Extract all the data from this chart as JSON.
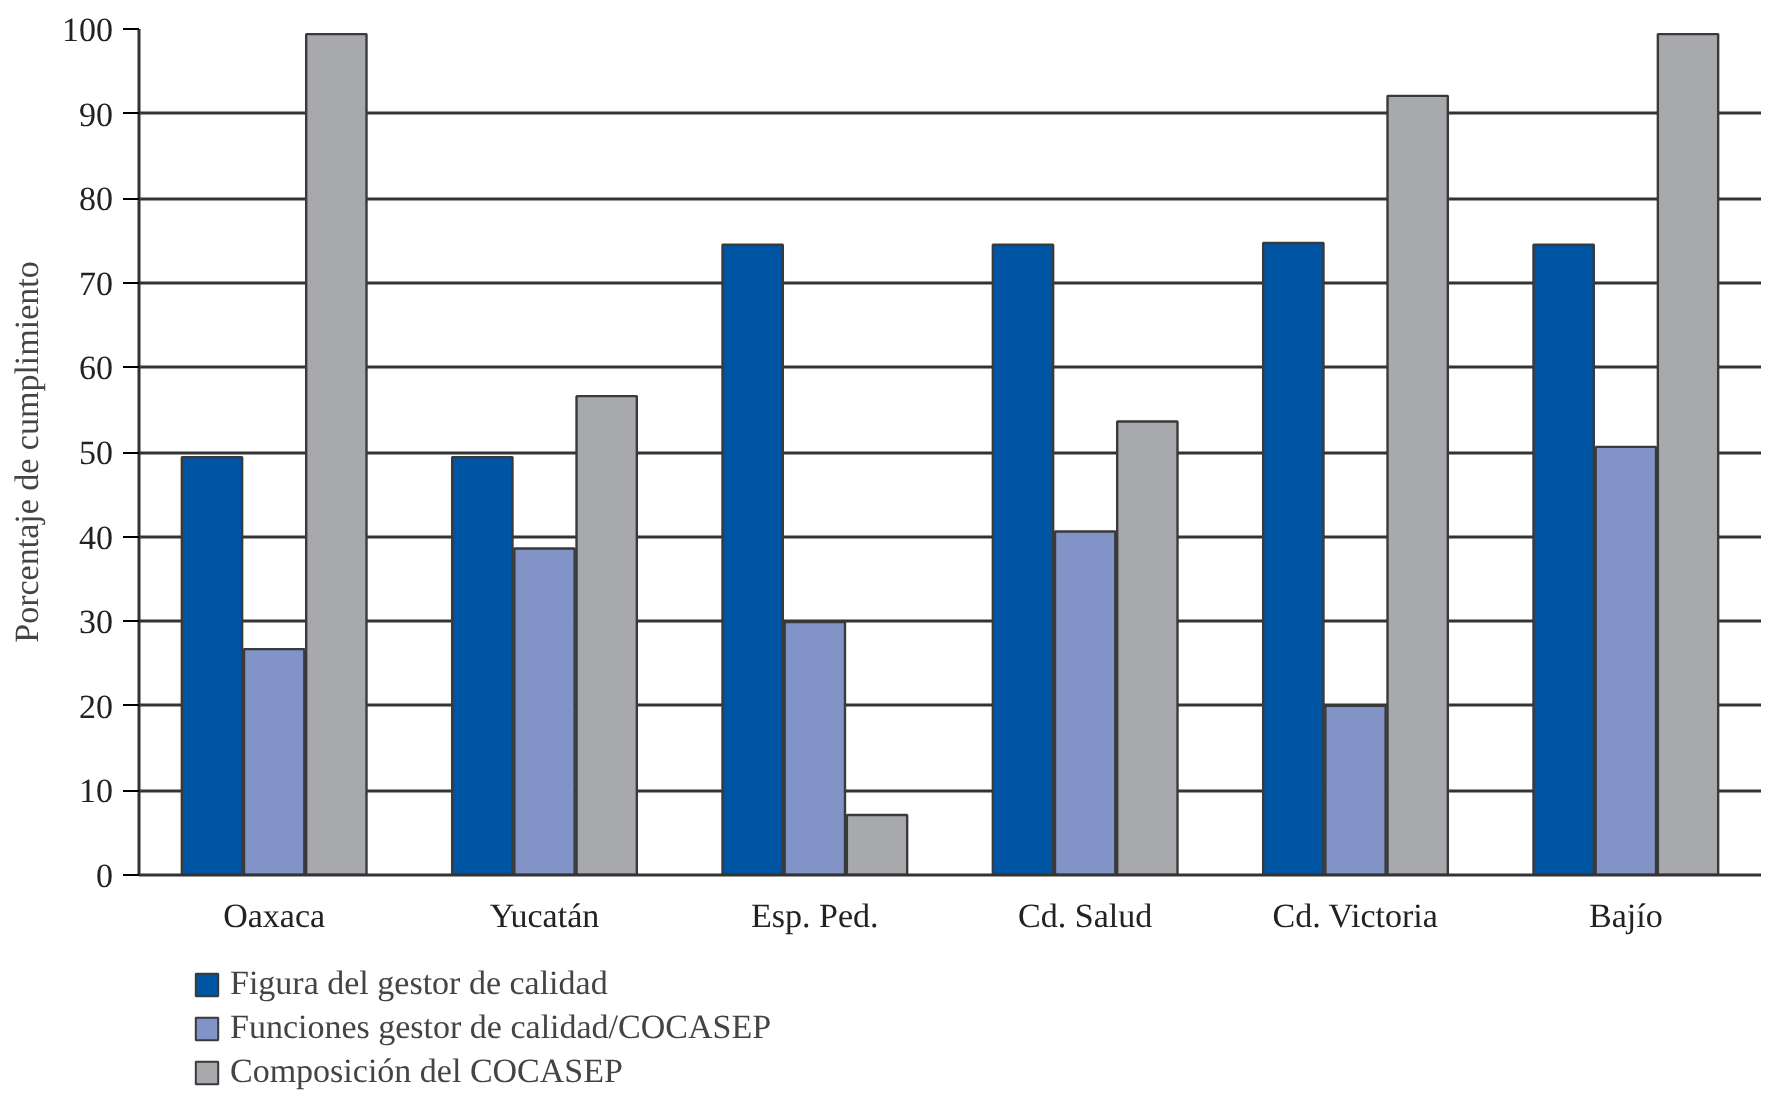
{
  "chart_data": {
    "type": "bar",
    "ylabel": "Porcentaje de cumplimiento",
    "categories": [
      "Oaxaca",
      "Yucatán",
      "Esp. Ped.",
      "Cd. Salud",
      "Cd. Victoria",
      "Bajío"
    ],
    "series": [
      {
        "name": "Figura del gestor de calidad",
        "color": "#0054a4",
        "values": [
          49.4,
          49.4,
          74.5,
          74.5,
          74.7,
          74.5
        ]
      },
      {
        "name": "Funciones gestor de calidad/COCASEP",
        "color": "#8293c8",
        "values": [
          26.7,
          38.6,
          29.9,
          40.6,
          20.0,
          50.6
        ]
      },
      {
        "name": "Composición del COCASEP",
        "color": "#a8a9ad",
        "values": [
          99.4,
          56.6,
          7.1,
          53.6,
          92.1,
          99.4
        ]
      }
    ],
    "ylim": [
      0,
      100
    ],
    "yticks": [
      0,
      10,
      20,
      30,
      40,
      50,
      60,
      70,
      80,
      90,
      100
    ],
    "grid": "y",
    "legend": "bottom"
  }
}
++++++++++
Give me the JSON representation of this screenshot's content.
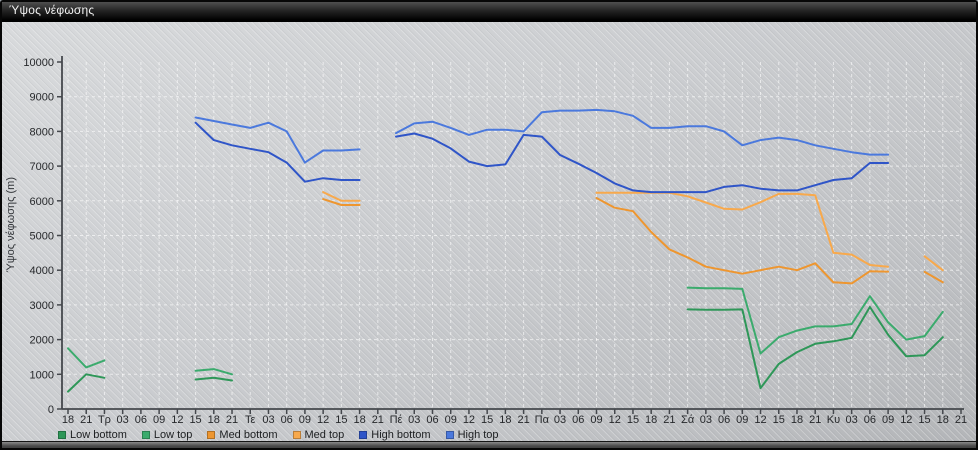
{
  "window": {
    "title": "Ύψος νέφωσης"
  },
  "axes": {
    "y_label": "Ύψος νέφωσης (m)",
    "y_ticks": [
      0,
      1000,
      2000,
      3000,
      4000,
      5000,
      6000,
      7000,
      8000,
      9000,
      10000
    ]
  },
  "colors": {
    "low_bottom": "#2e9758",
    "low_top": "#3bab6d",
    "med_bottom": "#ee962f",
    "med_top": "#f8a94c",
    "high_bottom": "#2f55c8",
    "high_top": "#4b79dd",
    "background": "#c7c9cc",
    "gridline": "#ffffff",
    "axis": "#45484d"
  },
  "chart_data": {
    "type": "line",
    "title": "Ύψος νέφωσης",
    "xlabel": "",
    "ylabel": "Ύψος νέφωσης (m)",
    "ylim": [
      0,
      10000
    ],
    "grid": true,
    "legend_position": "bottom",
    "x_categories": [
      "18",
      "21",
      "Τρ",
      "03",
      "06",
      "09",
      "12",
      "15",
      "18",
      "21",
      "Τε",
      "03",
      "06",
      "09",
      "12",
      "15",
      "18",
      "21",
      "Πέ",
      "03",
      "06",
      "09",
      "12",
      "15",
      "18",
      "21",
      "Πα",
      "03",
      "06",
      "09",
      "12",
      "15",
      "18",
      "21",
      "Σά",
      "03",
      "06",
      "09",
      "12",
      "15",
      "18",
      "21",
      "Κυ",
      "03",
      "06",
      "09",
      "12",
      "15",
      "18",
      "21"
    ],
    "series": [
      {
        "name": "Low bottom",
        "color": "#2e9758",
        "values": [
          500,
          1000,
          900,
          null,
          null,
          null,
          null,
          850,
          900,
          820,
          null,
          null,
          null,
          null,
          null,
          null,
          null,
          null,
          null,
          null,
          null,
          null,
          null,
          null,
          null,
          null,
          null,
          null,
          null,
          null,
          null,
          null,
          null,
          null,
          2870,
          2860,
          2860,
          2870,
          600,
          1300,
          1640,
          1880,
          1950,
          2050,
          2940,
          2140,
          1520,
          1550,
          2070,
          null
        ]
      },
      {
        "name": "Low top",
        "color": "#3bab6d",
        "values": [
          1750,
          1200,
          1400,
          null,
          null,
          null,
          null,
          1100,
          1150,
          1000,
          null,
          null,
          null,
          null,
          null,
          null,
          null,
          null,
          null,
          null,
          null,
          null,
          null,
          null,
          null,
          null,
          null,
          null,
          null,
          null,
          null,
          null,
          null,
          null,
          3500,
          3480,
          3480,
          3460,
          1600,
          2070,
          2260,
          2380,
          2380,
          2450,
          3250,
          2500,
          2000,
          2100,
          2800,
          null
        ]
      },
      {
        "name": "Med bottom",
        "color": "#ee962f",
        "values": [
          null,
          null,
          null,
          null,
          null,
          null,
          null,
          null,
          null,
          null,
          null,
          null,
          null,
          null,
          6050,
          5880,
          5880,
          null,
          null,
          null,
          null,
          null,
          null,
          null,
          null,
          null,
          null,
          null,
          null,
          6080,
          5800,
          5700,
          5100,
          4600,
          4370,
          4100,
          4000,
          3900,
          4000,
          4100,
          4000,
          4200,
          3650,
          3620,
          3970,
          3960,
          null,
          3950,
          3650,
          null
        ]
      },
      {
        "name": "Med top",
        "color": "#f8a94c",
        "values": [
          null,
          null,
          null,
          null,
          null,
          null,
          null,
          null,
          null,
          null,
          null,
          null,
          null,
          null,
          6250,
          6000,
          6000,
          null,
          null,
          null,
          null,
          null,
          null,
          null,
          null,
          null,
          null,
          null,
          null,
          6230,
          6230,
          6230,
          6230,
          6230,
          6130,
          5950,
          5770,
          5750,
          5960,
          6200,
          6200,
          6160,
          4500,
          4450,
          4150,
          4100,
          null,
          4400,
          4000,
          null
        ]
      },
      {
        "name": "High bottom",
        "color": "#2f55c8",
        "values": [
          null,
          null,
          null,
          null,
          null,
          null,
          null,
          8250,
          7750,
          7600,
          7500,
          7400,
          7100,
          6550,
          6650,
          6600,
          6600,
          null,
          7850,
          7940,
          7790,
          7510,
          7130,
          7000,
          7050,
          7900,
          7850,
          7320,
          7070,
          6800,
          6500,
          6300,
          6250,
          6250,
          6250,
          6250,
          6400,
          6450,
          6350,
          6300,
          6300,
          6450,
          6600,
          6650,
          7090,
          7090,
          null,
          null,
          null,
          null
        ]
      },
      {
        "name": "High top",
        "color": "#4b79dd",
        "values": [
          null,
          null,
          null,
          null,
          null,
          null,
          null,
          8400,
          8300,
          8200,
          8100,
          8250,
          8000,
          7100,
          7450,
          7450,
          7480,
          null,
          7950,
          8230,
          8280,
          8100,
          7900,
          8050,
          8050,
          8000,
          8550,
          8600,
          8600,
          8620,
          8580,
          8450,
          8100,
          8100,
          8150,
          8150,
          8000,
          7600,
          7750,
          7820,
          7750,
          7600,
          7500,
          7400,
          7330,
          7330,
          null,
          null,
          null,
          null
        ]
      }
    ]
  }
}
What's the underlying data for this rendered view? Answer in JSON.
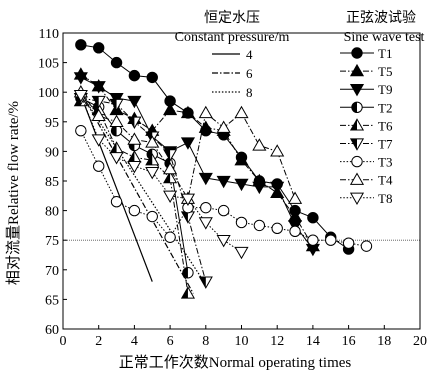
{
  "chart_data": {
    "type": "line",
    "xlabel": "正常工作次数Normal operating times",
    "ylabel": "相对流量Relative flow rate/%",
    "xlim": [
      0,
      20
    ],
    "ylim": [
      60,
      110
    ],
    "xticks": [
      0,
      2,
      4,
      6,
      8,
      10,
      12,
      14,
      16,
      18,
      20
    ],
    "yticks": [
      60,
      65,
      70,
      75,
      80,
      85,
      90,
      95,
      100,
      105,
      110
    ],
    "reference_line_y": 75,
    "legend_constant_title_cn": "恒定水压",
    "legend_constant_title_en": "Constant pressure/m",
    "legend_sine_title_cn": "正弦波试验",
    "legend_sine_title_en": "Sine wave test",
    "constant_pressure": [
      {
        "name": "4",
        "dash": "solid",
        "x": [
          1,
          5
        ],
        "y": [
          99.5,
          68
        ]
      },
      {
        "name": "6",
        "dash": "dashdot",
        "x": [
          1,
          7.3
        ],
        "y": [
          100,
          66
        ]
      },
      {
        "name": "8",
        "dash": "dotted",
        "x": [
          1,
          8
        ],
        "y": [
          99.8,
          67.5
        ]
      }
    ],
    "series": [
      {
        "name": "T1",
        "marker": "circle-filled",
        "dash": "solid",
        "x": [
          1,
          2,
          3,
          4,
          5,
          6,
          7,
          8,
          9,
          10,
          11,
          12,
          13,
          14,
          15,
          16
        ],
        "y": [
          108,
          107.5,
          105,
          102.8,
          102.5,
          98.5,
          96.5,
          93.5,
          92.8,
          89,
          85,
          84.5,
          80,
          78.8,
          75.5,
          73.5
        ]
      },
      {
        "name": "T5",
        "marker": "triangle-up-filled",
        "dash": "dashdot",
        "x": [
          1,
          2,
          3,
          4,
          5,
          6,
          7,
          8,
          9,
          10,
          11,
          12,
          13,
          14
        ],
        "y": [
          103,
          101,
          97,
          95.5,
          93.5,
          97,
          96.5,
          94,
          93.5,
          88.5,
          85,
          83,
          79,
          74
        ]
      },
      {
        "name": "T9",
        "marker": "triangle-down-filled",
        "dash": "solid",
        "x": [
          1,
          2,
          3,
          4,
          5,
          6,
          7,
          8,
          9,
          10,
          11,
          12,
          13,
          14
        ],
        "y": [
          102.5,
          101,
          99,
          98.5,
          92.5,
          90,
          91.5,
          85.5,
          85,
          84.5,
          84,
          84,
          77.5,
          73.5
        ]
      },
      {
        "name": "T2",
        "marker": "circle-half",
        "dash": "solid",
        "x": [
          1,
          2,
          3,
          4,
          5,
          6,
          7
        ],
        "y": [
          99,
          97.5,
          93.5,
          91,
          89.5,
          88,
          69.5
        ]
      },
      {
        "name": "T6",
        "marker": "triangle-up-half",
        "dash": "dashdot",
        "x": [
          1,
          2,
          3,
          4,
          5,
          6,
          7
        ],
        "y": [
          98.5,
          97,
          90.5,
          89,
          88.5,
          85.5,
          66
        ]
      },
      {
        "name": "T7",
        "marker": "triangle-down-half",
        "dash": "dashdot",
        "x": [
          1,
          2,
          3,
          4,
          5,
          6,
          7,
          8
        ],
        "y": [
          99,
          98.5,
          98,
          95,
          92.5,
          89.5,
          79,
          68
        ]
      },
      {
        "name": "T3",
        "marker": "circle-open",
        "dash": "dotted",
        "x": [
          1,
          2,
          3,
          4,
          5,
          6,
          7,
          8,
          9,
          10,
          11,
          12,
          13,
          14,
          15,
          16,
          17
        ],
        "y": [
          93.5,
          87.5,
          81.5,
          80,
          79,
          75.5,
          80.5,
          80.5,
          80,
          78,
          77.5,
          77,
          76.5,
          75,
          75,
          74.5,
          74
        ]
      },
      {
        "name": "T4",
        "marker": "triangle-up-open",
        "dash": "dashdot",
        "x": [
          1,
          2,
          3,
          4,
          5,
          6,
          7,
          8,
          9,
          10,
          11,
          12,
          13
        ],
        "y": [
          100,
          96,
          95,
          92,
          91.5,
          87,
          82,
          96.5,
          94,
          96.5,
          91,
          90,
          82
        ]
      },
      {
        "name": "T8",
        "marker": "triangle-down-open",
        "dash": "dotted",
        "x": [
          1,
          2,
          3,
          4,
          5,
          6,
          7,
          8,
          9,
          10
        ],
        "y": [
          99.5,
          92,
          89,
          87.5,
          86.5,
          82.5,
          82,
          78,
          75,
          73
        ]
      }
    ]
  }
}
++++++++++
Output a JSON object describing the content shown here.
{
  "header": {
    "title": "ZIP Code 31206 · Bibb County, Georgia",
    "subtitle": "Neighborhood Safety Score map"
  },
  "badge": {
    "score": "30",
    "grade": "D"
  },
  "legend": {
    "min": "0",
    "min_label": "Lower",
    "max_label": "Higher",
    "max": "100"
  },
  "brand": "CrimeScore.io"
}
++++++++++
▶ _Challenge_: Report the number of lines holding the string "JSON", without any other words.

▶ _Task answer_: 4